## The exercise
Restate exactly, and only, the lines from the one with "Output a JSON object containing" through the end of the data, with both of those end lines kept. Drop any pictures.

(Items from a figure collection)
— BEGIN —

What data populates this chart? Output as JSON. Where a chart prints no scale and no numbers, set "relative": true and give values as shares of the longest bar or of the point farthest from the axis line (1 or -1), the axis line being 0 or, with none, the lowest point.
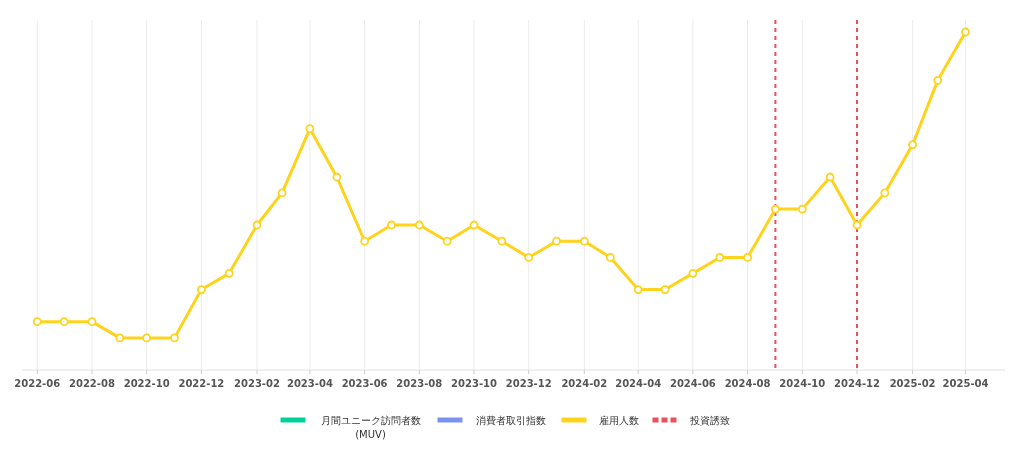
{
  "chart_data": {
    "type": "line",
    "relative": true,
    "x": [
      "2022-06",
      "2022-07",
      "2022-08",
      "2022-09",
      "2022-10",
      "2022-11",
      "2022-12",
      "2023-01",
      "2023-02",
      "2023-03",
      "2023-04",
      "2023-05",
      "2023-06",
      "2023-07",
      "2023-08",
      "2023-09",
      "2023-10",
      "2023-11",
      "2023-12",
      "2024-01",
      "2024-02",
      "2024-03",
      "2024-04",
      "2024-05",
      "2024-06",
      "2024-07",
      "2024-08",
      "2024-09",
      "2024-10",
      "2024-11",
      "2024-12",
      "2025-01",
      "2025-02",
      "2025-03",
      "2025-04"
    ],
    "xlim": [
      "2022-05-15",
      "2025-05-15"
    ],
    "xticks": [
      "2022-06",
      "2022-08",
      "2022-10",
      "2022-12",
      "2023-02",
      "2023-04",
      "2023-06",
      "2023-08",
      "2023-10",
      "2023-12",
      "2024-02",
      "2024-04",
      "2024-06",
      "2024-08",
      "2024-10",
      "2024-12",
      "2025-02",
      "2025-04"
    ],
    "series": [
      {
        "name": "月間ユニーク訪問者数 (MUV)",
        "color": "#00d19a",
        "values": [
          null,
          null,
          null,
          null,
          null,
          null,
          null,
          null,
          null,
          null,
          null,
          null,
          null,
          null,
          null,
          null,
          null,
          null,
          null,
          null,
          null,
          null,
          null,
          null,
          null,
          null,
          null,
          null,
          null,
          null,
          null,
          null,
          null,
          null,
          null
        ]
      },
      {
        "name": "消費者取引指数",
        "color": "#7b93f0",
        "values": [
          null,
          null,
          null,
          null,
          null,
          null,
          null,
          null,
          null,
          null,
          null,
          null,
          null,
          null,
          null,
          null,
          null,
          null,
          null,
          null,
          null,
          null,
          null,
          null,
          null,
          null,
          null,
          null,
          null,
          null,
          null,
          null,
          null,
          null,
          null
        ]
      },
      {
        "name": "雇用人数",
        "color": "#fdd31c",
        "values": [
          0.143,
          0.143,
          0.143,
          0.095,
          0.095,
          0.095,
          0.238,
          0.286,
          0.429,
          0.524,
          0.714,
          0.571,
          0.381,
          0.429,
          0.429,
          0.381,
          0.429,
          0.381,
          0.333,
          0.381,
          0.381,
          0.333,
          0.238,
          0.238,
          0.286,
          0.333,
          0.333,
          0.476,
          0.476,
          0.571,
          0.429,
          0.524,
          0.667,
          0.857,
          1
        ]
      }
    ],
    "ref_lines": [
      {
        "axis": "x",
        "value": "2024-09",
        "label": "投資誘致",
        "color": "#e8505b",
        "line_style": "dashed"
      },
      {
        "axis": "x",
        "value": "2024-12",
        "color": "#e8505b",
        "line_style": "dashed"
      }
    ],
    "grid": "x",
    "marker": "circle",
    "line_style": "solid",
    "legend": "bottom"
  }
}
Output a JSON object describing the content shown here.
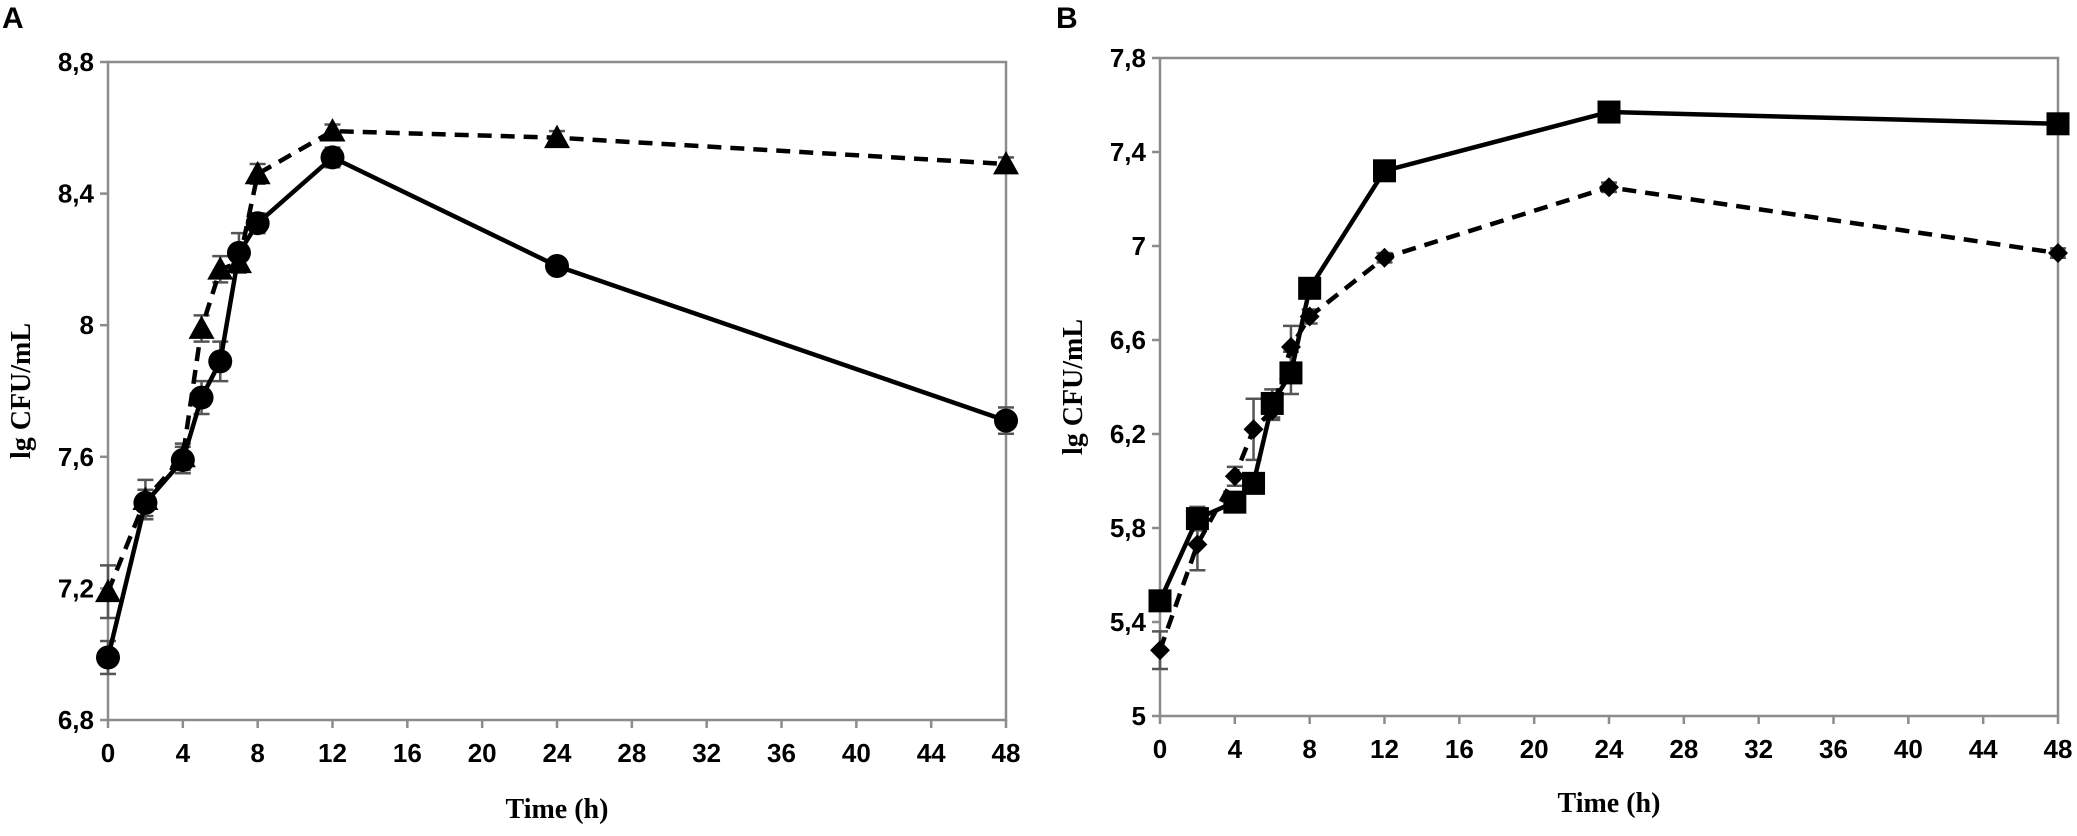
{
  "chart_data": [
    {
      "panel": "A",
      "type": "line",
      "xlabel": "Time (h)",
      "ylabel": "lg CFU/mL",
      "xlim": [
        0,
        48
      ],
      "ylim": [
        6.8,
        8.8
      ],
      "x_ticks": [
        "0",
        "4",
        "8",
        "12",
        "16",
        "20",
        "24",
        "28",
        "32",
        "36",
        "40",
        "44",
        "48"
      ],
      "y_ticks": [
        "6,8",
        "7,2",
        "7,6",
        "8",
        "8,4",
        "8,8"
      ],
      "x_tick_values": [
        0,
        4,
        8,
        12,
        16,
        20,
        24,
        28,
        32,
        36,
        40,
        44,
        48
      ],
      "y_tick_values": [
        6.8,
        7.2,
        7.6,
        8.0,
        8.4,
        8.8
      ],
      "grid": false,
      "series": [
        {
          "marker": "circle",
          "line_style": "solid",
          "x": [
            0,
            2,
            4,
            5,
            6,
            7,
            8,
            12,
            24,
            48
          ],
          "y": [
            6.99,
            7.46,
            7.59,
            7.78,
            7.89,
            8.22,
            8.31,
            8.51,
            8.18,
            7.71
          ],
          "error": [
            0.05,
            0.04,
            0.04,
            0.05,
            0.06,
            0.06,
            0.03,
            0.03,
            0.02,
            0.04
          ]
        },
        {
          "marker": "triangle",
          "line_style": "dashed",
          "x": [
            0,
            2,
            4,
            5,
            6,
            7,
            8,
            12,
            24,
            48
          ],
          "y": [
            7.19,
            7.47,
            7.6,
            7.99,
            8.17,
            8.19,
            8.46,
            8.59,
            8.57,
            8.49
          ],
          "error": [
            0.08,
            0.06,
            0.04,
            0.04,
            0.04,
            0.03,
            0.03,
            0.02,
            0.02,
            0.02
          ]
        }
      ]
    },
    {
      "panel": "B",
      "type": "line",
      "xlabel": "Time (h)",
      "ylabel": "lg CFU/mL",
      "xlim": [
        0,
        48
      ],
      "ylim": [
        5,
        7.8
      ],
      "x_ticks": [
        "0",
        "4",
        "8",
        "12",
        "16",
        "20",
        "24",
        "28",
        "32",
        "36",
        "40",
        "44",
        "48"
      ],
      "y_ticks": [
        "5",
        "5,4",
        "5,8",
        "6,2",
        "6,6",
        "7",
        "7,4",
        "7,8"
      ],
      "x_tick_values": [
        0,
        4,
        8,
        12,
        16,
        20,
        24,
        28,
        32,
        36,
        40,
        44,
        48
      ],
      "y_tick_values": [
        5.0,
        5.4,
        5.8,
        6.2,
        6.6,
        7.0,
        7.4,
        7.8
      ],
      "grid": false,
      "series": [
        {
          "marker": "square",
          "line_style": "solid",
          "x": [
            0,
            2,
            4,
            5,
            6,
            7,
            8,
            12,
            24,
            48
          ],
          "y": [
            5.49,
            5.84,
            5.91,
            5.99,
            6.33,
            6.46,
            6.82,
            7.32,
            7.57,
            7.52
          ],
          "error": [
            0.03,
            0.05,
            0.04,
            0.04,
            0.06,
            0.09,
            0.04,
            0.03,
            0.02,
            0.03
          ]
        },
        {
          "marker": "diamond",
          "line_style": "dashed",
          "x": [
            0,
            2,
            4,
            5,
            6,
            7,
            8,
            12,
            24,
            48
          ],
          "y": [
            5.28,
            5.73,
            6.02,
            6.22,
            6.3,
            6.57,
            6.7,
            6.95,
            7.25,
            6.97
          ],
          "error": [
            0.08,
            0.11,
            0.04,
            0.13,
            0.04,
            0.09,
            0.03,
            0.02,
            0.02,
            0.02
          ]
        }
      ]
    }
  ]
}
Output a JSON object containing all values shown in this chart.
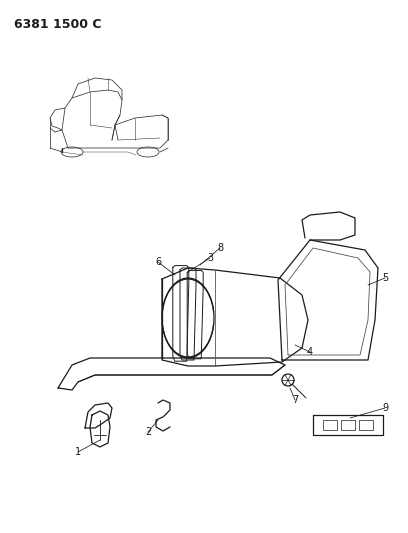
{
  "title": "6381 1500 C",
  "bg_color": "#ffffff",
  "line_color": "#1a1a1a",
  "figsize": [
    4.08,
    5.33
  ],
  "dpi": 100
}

— END —

## Answer for the task
Output a JSON object containing all values shown in this chart.
{
  "title": "6381 1500 C",
  "bg_color": "#ffffff",
  "line_color": "#1a1a1a",
  "figsize": [
    4.08,
    5.33
  ],
  "dpi": 100
}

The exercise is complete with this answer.